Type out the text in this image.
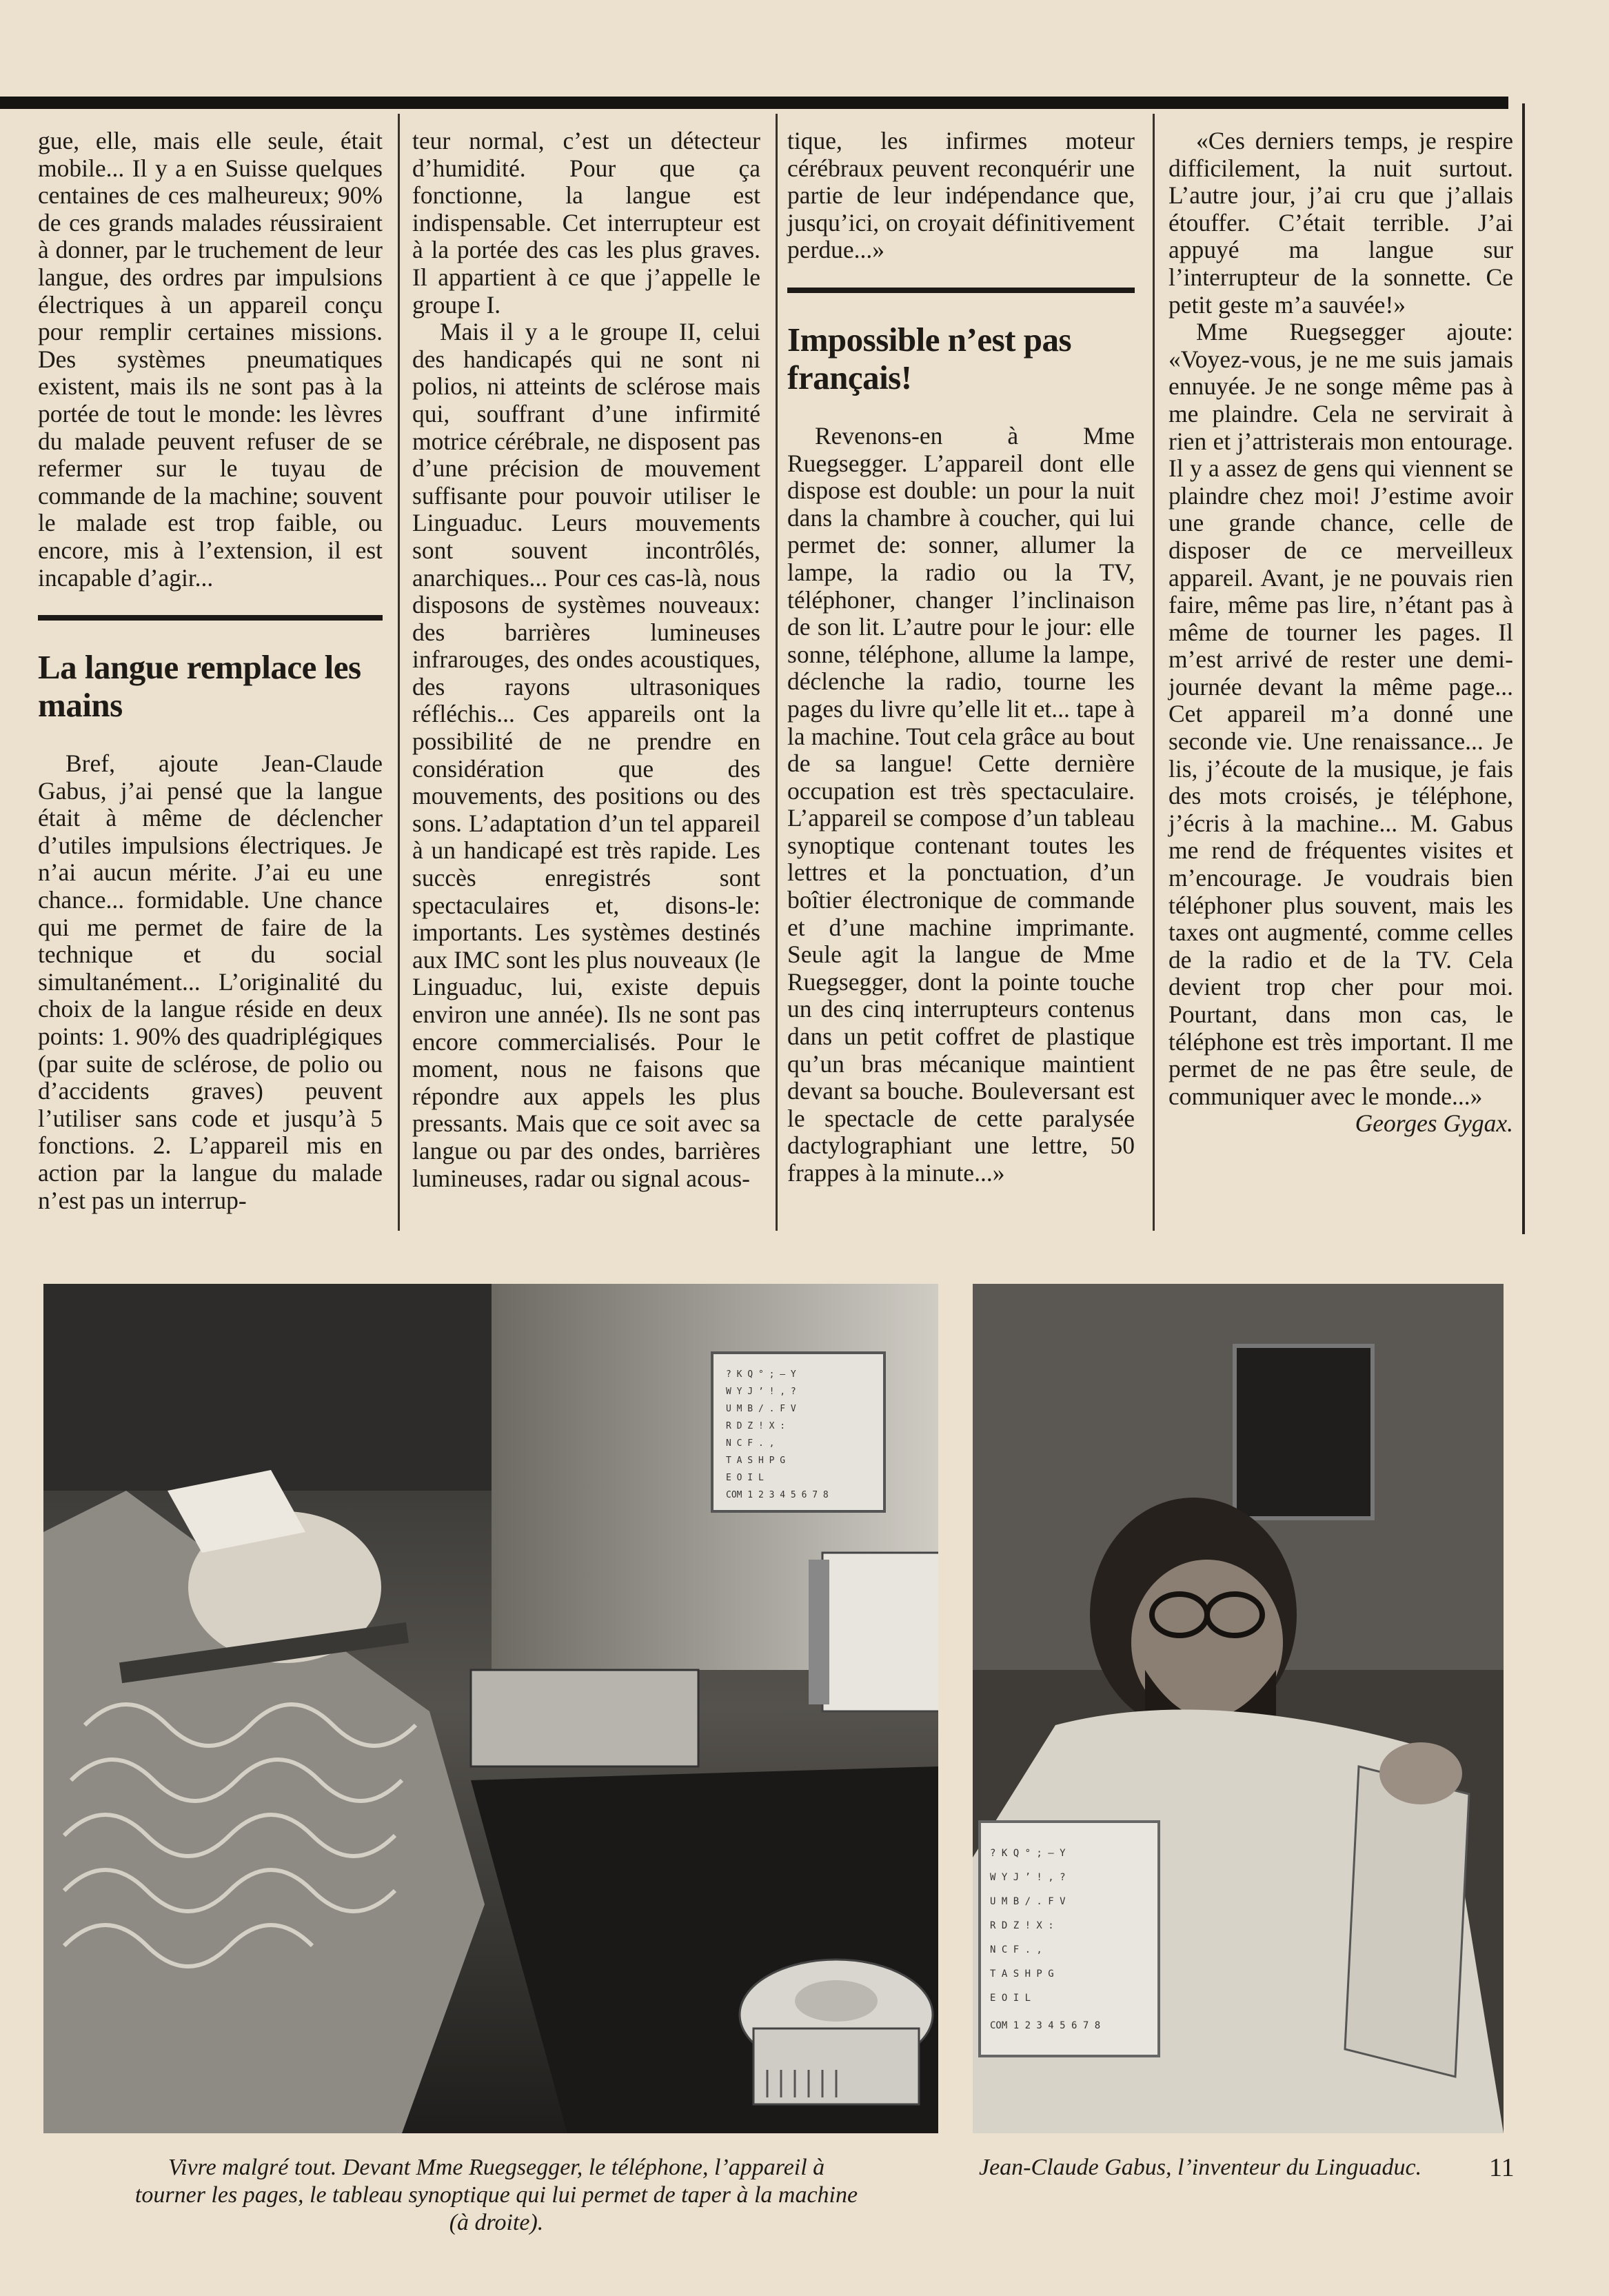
gue, elle, mais elle seule, était mobile... Il y a en Suisse quelques centaines de ces malheureux; 90% de ces grands malades réussiraient à donner, par le truchement de leur langue, des ordres par impulsions électriques à un appareil conçu pour remplir certaines missions. Des systèmes pneumatiques existent, mais ils ne sont pas à la portée de tout le monde: les lèvres du malade peuvent refuser de se refermer sur le tuyau de commande de la machine; souvent le malade est trop faible, ou encore, mis à l’extension, il est incapable d’agir...

La langue remplace les mains

Bref, ajoute Jean-Claude Gabus, j’ai pensé que la langue était à même de déclencher d’utiles impulsions électriques. Je n’ai aucun mérite. J’ai eu une chance... formidable. Une chance qui me permet de faire de la technique et du social simultanément... L’originalité du choix de la langue réside en deux points: 1. 90% des quadriplégiques (par suite de sclérose, de polio ou d’accidents graves) peuvent l’utiliser sans code et jusqu’à 5 fonctions. 2. L’appareil mis en action par la langue du malade n’est pas un interrup-

teur normal, c’est un détecteur d’humidité. Pour que ça fonctionne, la langue est indispensable. Cet interrupteur est à la portée des cas les plus graves. Il appartient à ce que j’appelle le groupe I.

Mais il y a le groupe II, celui des handicapés qui ne sont ni polios, ni atteints de sclérose mais qui, souffrant d’une infirmité motrice cérébrale, ne disposent pas d’une précision de mouvement suffisante pour pouvoir utiliser le Linguaduc. Leurs mouvements sont souvent incontrôlés, anarchiques... Pour ces cas-là, nous disposons de systèmes nouveaux: des barrières lumineuses infrarouges, des ondes acoustiques, des rayons ultrasoniques réfléchis... Ces appareils ont la possibilité de ne prendre en considération que des mouvements, des positions ou des sons. L’adaptation d’un tel appareil à un handicapé est très rapide. Les succès enregistrés sont spectaculaires et, disons-le: importants. Les systèmes destinés aux IMC sont les plus nouveaux (le Linguaduc, lui, existe depuis environ une année). Ils ne sont pas encore commercialisés. Pour le moment, nous ne faisons que répondre aux appels les plus pressants. Mais que ce soit avec sa langue ou par des ondes, barrières lumineuses, radar ou signal acous-

tique, les infirmes moteur cérébraux peuvent reconquérir une partie de leur indépendance que, jusqu’ici, on croyait définitivement perdue...»

Impossible n’est pas français!

Revenons-en à Mme Ruegsegger. L’appareil dont elle dispose est double: un pour la nuit dans la chambre à coucher, qui lui permet de: sonner, allumer la lampe, la radio ou la TV, téléphoner, changer l’inclinaison de son lit. L’autre pour le jour: elle sonne, téléphone, allume la lampe, déclenche la radio, tourne les pages du livre qu’elle lit et... tape à la machine. Tout cela grâce au bout de sa langue! Cette dernière occupation est très spectaculaire. L’appareil se compose d’un tableau synoptique contenant toutes les lettres et la ponctuation, d’un boîtier électronique de commande et d’une machine imprimante. Seule agit la langue de Mme Ruegsegger, dont la pointe touche un des cinq interrupteurs contenus dans un petit coffret de plastique qu’un bras mécanique maintient devant sa bouche. Bouleversant est le spectacle de cette paralysée dactylographiant une lettre, 50 frappes à la minute...»

«Ces derniers temps, je respire difficilement, la nuit surtout. L’autre jour, j’ai cru que j’allais étouffer. C’était terrible. J’ai appuyé ma langue sur l’interrupteur de la sonnette. Ce petit geste m’a sauvée!»

Mme Ruegsegger ajoute: «Voyez-vous, je ne me suis jamais ennuyée. Je ne songe même pas à me plaindre. Cela ne servirait à rien et j’attristerais mon entourage. Il y a assez de gens qui viennent se plaindre chez moi! J’estime avoir une grande chance, celle de disposer de ce merveilleux appareil. Avant, je ne pouvais rien faire, même pas lire, n’étant pas à même de tourner les pages. Il m’est arrivé de rester une demi-journée devant la même page... Cet appareil m’a donné une seconde vie. Une renaissance... Je lis, j’écoute de la musique, je fais des mots croisés, je téléphone, j’écris à la machine... M. Gabus me rend de fréquentes visites et m’encourage. Je voudrais bien téléphoner plus souvent, mais les taxes ont augmenté, comme celles de la radio et de la TV. Cela devient trop cher pour moi. Pourtant, dans mon cas, le téléphone est très important. Il me permet de ne pas être seule, de communiquer avec le monde...»

Georges Gygax.

? K Q ° ; – Y
W Y J ’ ! , ?
U M B / . F V
R D Z ! X :
N C F . ,
T A S H P G
E O I L
COM 1 2 3 4 5 6 7 8
? K Q ° ; – Y
W Y J ’ ! , ?
U M B / . F V
R D Z ! X :
N C F . ,
T A S H P G
E O I L
COM 1 2 3 4 5 6 7 8
Vivre malgré tout. Devant Mme Ruegsegger, le téléphone, l’appareil à tourner les pages, le tableau synoptique qui lui permet de taper à la machine (à droite).
Jean-Claude Gabus, l’inventeur du Linguaduc.	11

——————————

WORK TO BE COMPLETED — From the entries, copy out each line containing the word "Claude".

EXERCISE RESPONSE —
Bref, ajoute Jean-Claude Gabus, j’ai pensé que la langue était à même de déclencher d’utiles impulsions électriques. Je n’ai aucun mérite. J’ai eu une chance... formidable. Une chance qui me permet de faire de la technique et du social simultanément... L’originalité du choix de la langue réside en deux points: 1. 90% des quadriplégiques (par suite de sclérose, de polio ou d’accidents graves) peuvent l’utiliser sans code et jusqu’à 5 fonctions. 2. L’appareil mis en action par la langue du malade n’est pas un interrup-
Jean-Claude Gabus, l’inventeur du Linguaduc.	11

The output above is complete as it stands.